• [Goal of the exercise]: Copy out, unchanged, the section of the records that begins with the line containing "french-flag-marianne — [120, 36, 274, 90]" and ends with the line containing "stamp-reference-box — [90, 671, 348, 696]", including both of those lines.

• [Spatial layout data]:
......
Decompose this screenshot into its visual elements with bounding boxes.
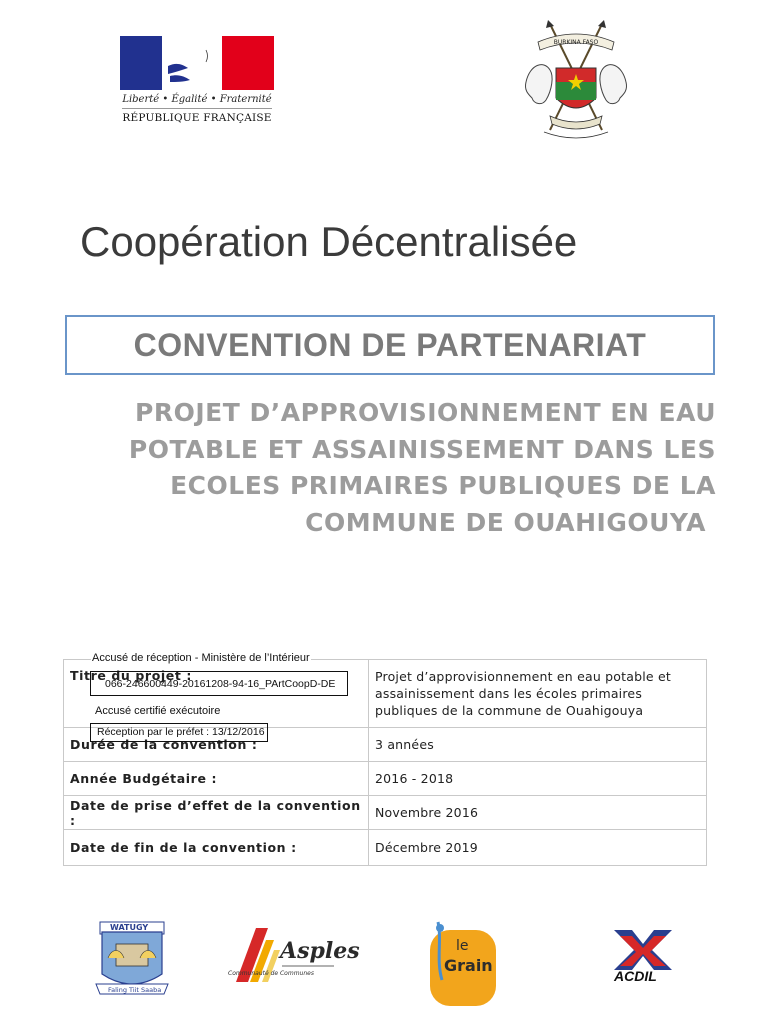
french-flag-marianne — [120, 36, 274, 90]
convention-title-box — [65, 315, 715, 375]
row-value: 2016 - 2018 — [369, 762, 707, 796]
asples-name: Asples — [280, 938, 360, 964]
row-value: Novembre 2016 — [369, 796, 707, 830]
le-grain-le: le — [456, 938, 469, 954]
stamp-received-box — [90, 723, 268, 742]
document-title: Coopération Décentralisée — [80, 218, 578, 265]
republique-francaise-logo — [120, 36, 274, 132]
table-row — [64, 830, 707, 866]
le-grain-grain: Grain — [444, 956, 493, 975]
row-value: 3 années — [369, 728, 707, 762]
watugy-logo — [94, 918, 170, 1000]
burkina-faso-coat-of-arms — [520, 20, 632, 142]
row-label: Année Budgétaire : — [64, 762, 369, 796]
republic-name: RÉPUBLIQUE FRANÇAISE — [122, 112, 272, 124]
le-grain-logo — [428, 920, 500, 1006]
table-row — [64, 796, 707, 830]
table-row — [64, 762, 707, 796]
project-title-line: PROJET D’APPROVISIONNEMENT EN EAU — [135, 398, 716, 427]
project-title-line: COMMUNE DE OUAHIGOUYA — [305, 507, 706, 537]
watugy-motto: Faling Tiit Saaba — [108, 986, 162, 994]
asples-logo — [222, 920, 360, 1000]
stamp-received: Réception par le préfet : 13/12/2016 — [97, 726, 265, 738]
divider — [122, 108, 272, 109]
watugy-name: WATUGY — [110, 923, 149, 932]
row-label: Titre du projet : — [64, 660, 369, 728]
project-title — [100, 395, 716, 541]
acdil-logo — [610, 926, 676, 986]
row-value: Décembre 2019 — [369, 830, 707, 866]
asples-subtitle: Communauté de Communes — [228, 970, 314, 977]
row-label: Date de prise d’effet de la convention : — [64, 796, 369, 830]
convention-title: CONVENTION DE PARTENARIAT — [133, 327, 647, 363]
row-label: Durée de la convention : — [64, 728, 369, 762]
row-value: Projet d’approvisionnement en eau potable et assainissement dans les écoles primaires publiques de la commune de Ouahigouya — [369, 660, 707, 728]
row-label: Date de fin de la convention : — [64, 830, 369, 866]
stamp-reference: 066-246600449-20161208-94-16_PArtCoopD-DE — [105, 678, 336, 690]
stamp-heading: Accusé de réception - Ministère de l’Intérieur — [92, 652, 310, 664]
svg-text:BURKINA FASO: BURKINA FASO — [553, 39, 599, 46]
acdil-name: ACDIL — [614, 968, 657, 984]
stamp-reference-box — [90, 671, 348, 696]
project-title-line: ECOLES PRIMAIRES PUBLIQUES DE LA — [170, 471, 716, 500]
stamp-status: Accusé certifié exécutoire — [95, 705, 221, 717]
project-title-line: POTABLE ET ASSAINISSEMENT DANS LES — [128, 434, 716, 464]
republic-motto: Liberté • Égalité • Fraternité — [122, 94, 272, 105]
......
• [Full answer]:
french-flag-marianne — [120, 36, 274, 90]
convention-title-box — [65, 315, 715, 375]
row-value: 2016 - 2018 — [369, 762, 707, 796]
asples-name: Asples — [280, 938, 360, 964]
row-value: Novembre 2016 — [369, 796, 707, 830]
le-grain-le: le — [456, 938, 469, 954]
stamp-received-box — [90, 723, 268, 742]
document-title: Coopération Décentralisée — [80, 218, 578, 265]
republique-francaise-logo — [120, 36, 274, 132]
table-row — [64, 830, 707, 866]
le-grain-grain: Grain — [444, 956, 493, 975]
row-value: 3 années — [369, 728, 707, 762]
watugy-logo — [94, 918, 170, 1000]
burkina-faso-coat-of-arms — [520, 20, 632, 142]
row-label: Année Budgétaire : — [64, 762, 369, 796]
republic-name: RÉPUBLIQUE FRANÇAISE — [122, 112, 272, 124]
le-grain-logo — [428, 920, 500, 1006]
table-row — [64, 796, 707, 830]
table-row — [64, 762, 707, 796]
project-title-line: PROJET D’APPROVISIONNEMENT EN EAU — [135, 398, 716, 427]
project-title-line: COMMUNE DE OUAHIGOUYA — [305, 507, 706, 537]
watugy-motto: Faling Tiit Saaba — [108, 986, 162, 994]
asples-logo — [222, 920, 360, 1000]
stamp-received: Réception par le préfet : 13/12/2016 — [97, 726, 265, 738]
divider — [122, 108, 272, 109]
watugy-name: WATUGY — [110, 923, 149, 932]
row-label: Titre du projet : — [64, 660, 369, 728]
project-title — [100, 395, 716, 541]
acdil-logo — [610, 926, 676, 986]
row-value: Décembre 2019 — [369, 830, 707, 866]
asples-subtitle: Communauté de Communes — [228, 970, 314, 977]
row-label: Date de prise d’effet de la convention : — [64, 796, 369, 830]
convention-title: CONVENTION DE PARTENARIAT — [133, 327, 647, 363]
row-label: Durée de la convention : — [64, 728, 369, 762]
row-value: Projet d’approvisionnement en eau potable et assainissement dans les écoles primaires publiques de la commune de Ouahigouya — [369, 660, 707, 728]
row-label: Date de fin de la convention : — [64, 830, 369, 866]
stamp-reference: 066-246600449-20161208-94-16_PArtCoopD-DE — [105, 678, 336, 690]
stamp-heading: Accusé de réception - Ministère de l’Intérieur — [92, 652, 310, 664]
svg-text:BURKINA FASO: BURKINA FASO — [553, 39, 599, 46]
acdil-name: ACDIL — [614, 968, 657, 984]
stamp-reference-box — [90, 671, 348, 696]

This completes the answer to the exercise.